STATED EXERCISE:
Write out exactly as they appear the lines from the one containing "Text: GSM206358: GSM206358" through the end of the records, including both the first and the last.

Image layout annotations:
----
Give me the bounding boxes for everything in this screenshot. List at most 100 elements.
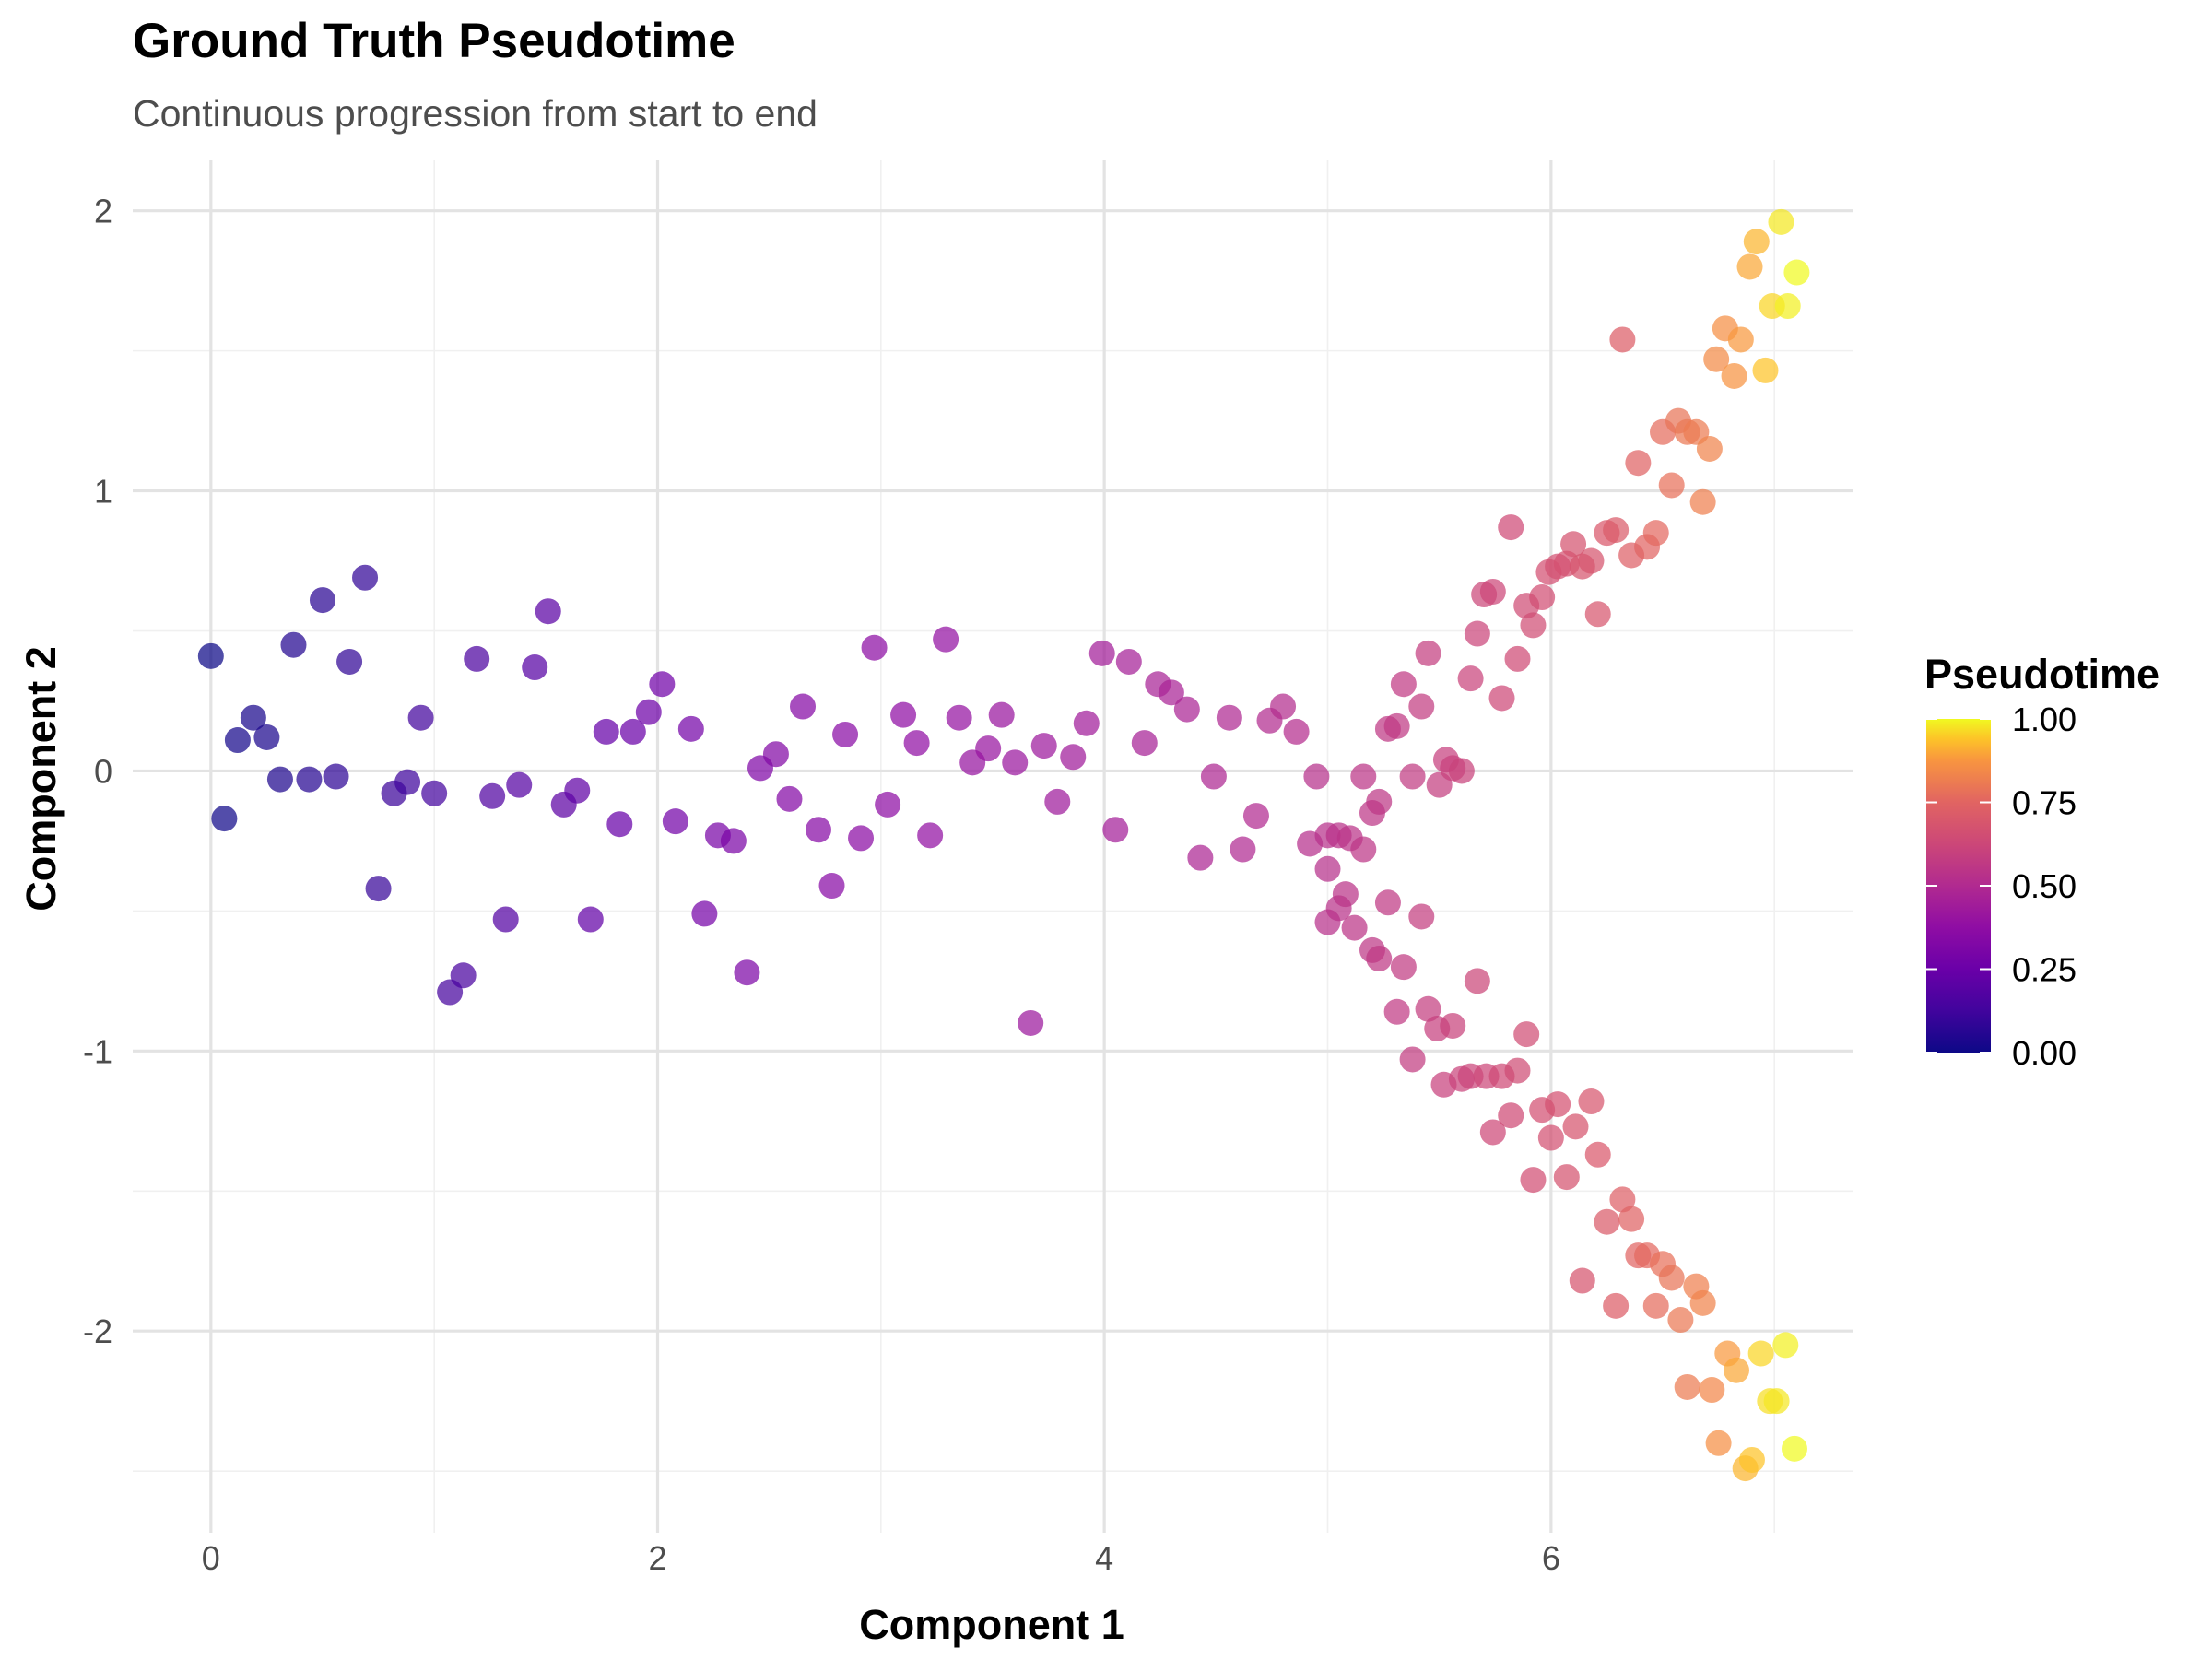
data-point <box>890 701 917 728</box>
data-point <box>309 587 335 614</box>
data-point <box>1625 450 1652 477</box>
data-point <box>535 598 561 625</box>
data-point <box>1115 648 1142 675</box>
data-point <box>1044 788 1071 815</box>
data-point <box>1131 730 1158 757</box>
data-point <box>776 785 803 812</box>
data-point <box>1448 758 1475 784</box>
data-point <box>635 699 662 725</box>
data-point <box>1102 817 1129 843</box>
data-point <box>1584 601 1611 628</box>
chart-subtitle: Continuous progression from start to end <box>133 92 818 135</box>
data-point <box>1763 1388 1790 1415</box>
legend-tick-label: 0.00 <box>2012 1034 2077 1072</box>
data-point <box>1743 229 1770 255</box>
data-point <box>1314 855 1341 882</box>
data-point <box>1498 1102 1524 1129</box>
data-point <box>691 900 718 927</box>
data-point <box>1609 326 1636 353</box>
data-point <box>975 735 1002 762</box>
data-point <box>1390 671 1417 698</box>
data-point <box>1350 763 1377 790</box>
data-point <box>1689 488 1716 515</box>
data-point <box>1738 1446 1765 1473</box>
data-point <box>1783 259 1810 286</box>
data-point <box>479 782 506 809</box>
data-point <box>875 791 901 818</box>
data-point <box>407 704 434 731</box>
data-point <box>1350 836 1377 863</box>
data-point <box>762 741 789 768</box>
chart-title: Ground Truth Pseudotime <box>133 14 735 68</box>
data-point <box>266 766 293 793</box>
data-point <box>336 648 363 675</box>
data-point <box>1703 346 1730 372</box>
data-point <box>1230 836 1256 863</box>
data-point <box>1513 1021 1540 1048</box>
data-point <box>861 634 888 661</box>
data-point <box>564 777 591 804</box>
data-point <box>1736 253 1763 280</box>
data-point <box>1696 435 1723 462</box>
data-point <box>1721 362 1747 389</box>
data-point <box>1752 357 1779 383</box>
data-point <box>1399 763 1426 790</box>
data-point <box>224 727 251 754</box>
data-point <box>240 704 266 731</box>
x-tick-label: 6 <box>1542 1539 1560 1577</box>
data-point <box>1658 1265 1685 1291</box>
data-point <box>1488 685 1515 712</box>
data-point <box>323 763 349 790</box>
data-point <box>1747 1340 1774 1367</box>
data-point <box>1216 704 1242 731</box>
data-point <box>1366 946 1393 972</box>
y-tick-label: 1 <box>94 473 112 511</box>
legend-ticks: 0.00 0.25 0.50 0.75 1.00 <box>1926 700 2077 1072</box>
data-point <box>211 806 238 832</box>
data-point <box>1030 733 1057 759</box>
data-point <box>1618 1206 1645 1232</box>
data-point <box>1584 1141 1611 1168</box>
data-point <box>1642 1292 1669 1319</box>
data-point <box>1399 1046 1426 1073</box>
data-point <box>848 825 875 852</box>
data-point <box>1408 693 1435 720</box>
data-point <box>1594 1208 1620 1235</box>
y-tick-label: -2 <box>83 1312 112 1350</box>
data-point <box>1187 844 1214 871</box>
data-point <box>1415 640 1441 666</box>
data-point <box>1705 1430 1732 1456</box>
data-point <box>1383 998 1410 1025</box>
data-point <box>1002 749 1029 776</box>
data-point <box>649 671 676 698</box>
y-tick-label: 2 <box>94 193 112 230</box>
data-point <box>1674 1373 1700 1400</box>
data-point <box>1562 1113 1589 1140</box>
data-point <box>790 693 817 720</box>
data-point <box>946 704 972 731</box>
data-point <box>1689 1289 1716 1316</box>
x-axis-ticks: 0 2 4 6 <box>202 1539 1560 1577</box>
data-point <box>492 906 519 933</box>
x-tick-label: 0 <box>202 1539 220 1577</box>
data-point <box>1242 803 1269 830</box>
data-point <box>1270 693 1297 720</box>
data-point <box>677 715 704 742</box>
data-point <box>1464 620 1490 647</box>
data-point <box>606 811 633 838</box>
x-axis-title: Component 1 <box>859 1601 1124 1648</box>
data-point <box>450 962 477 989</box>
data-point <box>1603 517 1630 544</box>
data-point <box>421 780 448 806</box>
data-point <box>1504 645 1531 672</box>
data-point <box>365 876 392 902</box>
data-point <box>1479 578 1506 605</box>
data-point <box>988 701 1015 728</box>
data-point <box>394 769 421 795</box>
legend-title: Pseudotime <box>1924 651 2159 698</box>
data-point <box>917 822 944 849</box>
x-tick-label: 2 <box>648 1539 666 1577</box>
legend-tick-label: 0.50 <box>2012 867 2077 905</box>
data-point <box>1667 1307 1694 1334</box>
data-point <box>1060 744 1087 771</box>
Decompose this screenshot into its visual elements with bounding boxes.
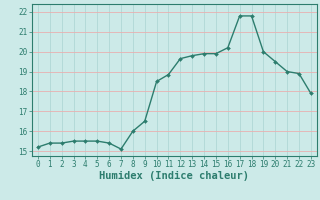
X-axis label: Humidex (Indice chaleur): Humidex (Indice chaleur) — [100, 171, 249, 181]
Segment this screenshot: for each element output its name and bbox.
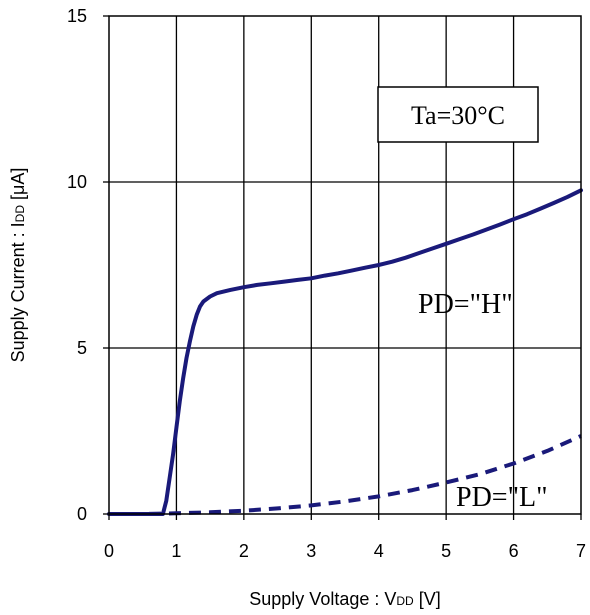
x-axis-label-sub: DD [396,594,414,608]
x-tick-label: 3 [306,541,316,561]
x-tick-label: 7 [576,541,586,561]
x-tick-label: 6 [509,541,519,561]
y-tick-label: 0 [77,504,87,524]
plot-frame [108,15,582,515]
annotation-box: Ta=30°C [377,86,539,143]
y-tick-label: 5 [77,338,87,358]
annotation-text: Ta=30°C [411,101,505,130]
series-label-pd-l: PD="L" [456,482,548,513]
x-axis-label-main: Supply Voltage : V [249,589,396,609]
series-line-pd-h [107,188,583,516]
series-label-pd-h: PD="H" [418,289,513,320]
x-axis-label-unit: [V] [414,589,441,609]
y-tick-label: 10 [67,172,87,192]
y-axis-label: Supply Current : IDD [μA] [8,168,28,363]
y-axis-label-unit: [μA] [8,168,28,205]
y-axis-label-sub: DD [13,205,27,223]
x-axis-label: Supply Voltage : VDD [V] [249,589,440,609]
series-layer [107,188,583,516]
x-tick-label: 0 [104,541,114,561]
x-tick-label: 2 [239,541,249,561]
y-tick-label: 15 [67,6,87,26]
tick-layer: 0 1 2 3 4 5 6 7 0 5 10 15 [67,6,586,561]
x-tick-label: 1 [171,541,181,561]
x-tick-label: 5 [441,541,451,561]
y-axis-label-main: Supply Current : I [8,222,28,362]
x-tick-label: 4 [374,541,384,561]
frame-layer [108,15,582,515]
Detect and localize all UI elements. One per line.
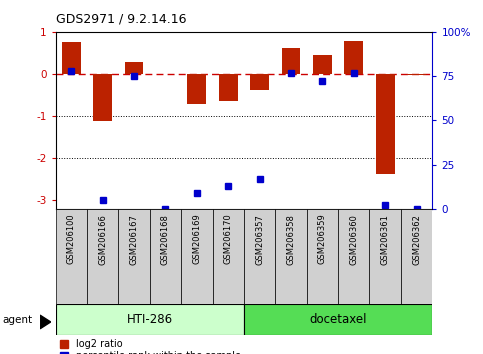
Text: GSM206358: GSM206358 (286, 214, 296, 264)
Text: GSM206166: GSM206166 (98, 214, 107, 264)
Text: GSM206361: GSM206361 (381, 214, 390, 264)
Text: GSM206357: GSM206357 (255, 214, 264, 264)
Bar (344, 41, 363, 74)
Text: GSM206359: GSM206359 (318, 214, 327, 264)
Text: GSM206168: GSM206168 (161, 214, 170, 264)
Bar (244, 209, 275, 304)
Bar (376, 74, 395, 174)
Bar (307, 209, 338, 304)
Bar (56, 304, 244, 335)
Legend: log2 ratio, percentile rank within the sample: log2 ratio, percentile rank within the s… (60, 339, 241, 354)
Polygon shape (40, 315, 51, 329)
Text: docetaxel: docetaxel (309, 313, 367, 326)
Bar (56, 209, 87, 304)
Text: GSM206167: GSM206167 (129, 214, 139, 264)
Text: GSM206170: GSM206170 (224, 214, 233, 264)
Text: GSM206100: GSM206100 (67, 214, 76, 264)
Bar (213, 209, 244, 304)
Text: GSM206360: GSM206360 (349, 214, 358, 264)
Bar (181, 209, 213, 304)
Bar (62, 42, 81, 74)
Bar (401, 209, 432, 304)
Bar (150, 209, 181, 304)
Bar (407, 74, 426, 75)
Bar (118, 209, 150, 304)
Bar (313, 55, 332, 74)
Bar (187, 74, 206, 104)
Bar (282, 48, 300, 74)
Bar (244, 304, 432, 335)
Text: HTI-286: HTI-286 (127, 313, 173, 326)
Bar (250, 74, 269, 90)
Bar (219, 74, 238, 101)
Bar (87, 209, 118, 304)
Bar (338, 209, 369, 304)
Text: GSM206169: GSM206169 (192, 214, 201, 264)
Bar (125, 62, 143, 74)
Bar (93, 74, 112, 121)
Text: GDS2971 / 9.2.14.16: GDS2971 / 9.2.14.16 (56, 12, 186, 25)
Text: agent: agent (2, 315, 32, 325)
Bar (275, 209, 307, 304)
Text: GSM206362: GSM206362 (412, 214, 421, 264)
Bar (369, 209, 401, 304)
----
SOLUTION TO THIS TASK:
Text: GSM206358: GSM206358 (286, 214, 296, 264)
Text: GSM206166: GSM206166 (98, 214, 107, 264)
Text: GSM206361: GSM206361 (381, 214, 390, 264)
Text: GSM206357: GSM206357 (255, 214, 264, 264)
Bar (344, 41, 363, 74)
Text: GSM206359: GSM206359 (318, 214, 327, 264)
Text: GSM206168: GSM206168 (161, 214, 170, 264)
Bar (244, 209, 275, 304)
Bar (376, 74, 395, 174)
Bar (307, 209, 338, 304)
Bar (56, 304, 244, 335)
Legend: log2 ratio, percentile rank within the sample: log2 ratio, percentile rank within the s… (60, 339, 241, 354)
Polygon shape (40, 315, 51, 329)
Text: docetaxel: docetaxel (309, 313, 367, 326)
Bar (56, 209, 87, 304)
Text: GSM206167: GSM206167 (129, 214, 139, 264)
Text: GSM206170: GSM206170 (224, 214, 233, 264)
Text: GSM206100: GSM206100 (67, 214, 76, 264)
Bar (213, 209, 244, 304)
Text: GSM206360: GSM206360 (349, 214, 358, 264)
Bar (181, 209, 213, 304)
Bar (62, 42, 81, 74)
Bar (401, 209, 432, 304)
Bar (150, 209, 181, 304)
Bar (407, 74, 426, 75)
Bar (118, 209, 150, 304)
Bar (313, 55, 332, 74)
Bar (187, 74, 206, 104)
Bar (282, 48, 300, 74)
Bar (244, 304, 432, 335)
Text: HTI-286: HTI-286 (127, 313, 173, 326)
Bar (250, 74, 269, 90)
Bar (219, 74, 238, 101)
Bar (87, 209, 118, 304)
Bar (338, 209, 369, 304)
Text: GSM206169: GSM206169 (192, 214, 201, 264)
Bar (125, 62, 143, 74)
Bar (93, 74, 112, 121)
Text: GDS2971 / 9.2.14.16: GDS2971 / 9.2.14.16 (56, 12, 186, 25)
Text: agent: agent (2, 315, 32, 325)
Bar (275, 209, 307, 304)
Text: GSM206362: GSM206362 (412, 214, 421, 264)
Bar (369, 209, 401, 304)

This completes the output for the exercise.